Texto selecionado:
###

Em frente ao local do crime, representantes do movimento negro e de imigrantes realizam um ritual de despedida para Mardoché. O haitiano Orlando VX, 39 anos, explica que a cruz é um simbolismo da partida, reunida com pétalas de rosas e velas.

“Estamos no lugar que ele morreu pedindo por justiça. Fiz a cruz, pois é um símbolo de morte que não poderia ter acontecido. O significado das velas é procurar quem estava errado e as pétalas é a saudade. Nós, estrangeiros, somos trabalhadores, viemos em busca de uma vida melhor. A família dele está inconsolável”.

Haitiano vivia sozinho

O grupo também realizou preces em uma breve caminhada no local. Mardoché não tinha familiares em Campo Grande. Junel Ilora, preside a Ashabra (Associação para a Solidariedade dos Haitianos no Brasil), saiu de Gonaive, no Haiti, e vive em Campo Grande desde 2014. Ele ressalta que a comunidade está em choque com a brutalidade da morte do companheiro.

“Nunca vi uma notícia tão chocante. Um grupo de pessoas assassinou, talvez pela cor, talvez por de onde ele veio, mas nada justifica uma brutalidade. Estamos aqui pedindo um esclarecimento do Estado. Ele estava morando aqui em frente ao Ceasa, pois a visão dele era juntar uma renda e trabalhar a noite. Ele queria trazer, ainda nesse ano, a mulher e a esposa. A família dele está chocada, a mãe, de 76 anos, recebeu a notícia e ainda está chorando”.

(Nathalia Alcântara, Midiamax)
Haitiano estaria planejando trazer a família para Campo Grande (Nathalia Alcântara, Midiamax)

Justiça

Na noite de 8 de janeiro, Mardoché foi brutalmente espancado por 10 pessoas, próximo à Ceasa (Central de Abastecimento de MS). O Samu (Serviço de Atendimento Móvel de Urgência) foi acionado, entretanto, ele morreu no local. Dois homens, de 30 e 31 aos, foram presos por envolvimento no crime, que ainda segue com as investigações em andamento.

Romilda Pizani descreve o racismo estrutural sofrido pelos imigrantes. O ato representa uma reflexão sobre a falta de oportunidades no país e que a violência impera entre os mais vulneráveis.

###

Enunciado:
Por favor, imprima sem nenhuma alteração o trecho da reportagem acima sobre a morte de Mardoché, começando em "O grupo também" e seguindo até "morte do companheiro.".

Material fornecido:
###

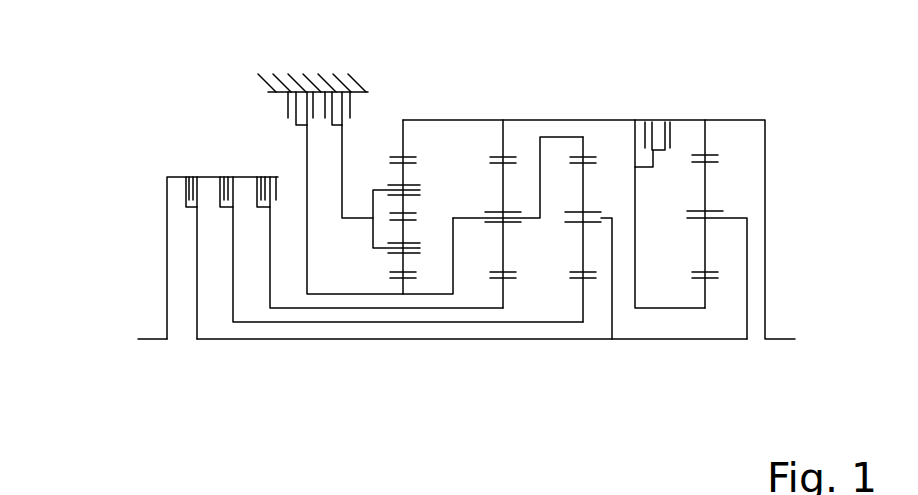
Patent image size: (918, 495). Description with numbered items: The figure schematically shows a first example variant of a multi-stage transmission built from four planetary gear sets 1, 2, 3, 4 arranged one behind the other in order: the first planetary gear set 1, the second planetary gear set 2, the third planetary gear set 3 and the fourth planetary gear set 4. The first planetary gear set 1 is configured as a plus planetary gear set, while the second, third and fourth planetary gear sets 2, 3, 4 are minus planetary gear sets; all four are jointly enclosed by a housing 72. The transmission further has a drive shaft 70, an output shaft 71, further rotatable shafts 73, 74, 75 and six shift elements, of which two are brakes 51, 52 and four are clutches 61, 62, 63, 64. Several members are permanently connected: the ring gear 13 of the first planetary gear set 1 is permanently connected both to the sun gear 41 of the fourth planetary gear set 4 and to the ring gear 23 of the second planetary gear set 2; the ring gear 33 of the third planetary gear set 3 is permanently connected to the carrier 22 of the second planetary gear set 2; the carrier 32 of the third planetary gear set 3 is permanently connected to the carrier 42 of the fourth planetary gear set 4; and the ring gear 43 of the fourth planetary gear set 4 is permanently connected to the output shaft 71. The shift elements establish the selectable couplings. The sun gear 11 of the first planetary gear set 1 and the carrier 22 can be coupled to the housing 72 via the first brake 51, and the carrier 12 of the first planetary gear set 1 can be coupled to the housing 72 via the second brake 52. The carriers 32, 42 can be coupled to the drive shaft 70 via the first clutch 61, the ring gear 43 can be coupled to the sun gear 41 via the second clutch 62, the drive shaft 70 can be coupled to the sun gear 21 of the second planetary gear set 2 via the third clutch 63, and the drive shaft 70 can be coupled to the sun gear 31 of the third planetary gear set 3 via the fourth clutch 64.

The first planetary gear set 1 is at (403, 344).
The second planetary gear set 2 is at (503, 344).
The third planetary gear set 3 is at (583, 344).
The fourth planetary gear set 4 is at (705, 344).
The sun gear of the first planetary gear set 11 is at (393, 282).
The carrier of the first planetary gear set 12 is at (372, 192).
The ring gear of the first planetary gear set 13 is at (408, 157).
The sun gear of the second planetary gear set 21 is at (510, 280).
The carrier of the second planetary gear set 22 is at (473, 222).
The ring gear of the second planetary gear set 23 is at (503, 150).
The sun gear of the third planetary gear set 31 is at (577, 280).
The carrier of the third planetary gear set 32 is at (603, 220).
The ring gear of the third planetary gear set 33 is at (590, 155).
The sun gear of the fourth planetary gear set 41 is at (710, 280).
The carrier of the fourth planetary gear set 42 is at (730, 215).
The ring gear of the fourth planetary gear set 43 is at (699, 152).
The first brake 51 is at (287, 102).
The second brake 52 is at (350, 112).
The first clutch 61 is at (182, 193).
The second clutch 62 is at (670, 128).
The third clutch 63 is at (252, 180).
The fourth clutch 64 is at (218, 180).
The drive shaft 70 is at (152, 342).
The output shaft 71 is at (767, 342).
The housing 72 is at (303, 80).
The rotatable shaft 73 is at (307, 265).
The rotatable shaft 74 is at (342, 200).
The rotatable shaft 75 is at (552, 120).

###

Resolução:
O grupo também realizou preces em uma breve caminhada no local. Mardoché não tinha familiares em Campo Grande. Junel Ilora, preside a Ashabra (Associação para a Solidariedade dos Haitianos no Brasil), saiu de Gonaive, no Haiti, e vive em Campo Grande desde 2014. Ele ressalta que a comunidade está em choque com a brutalidade da morte do companheiro.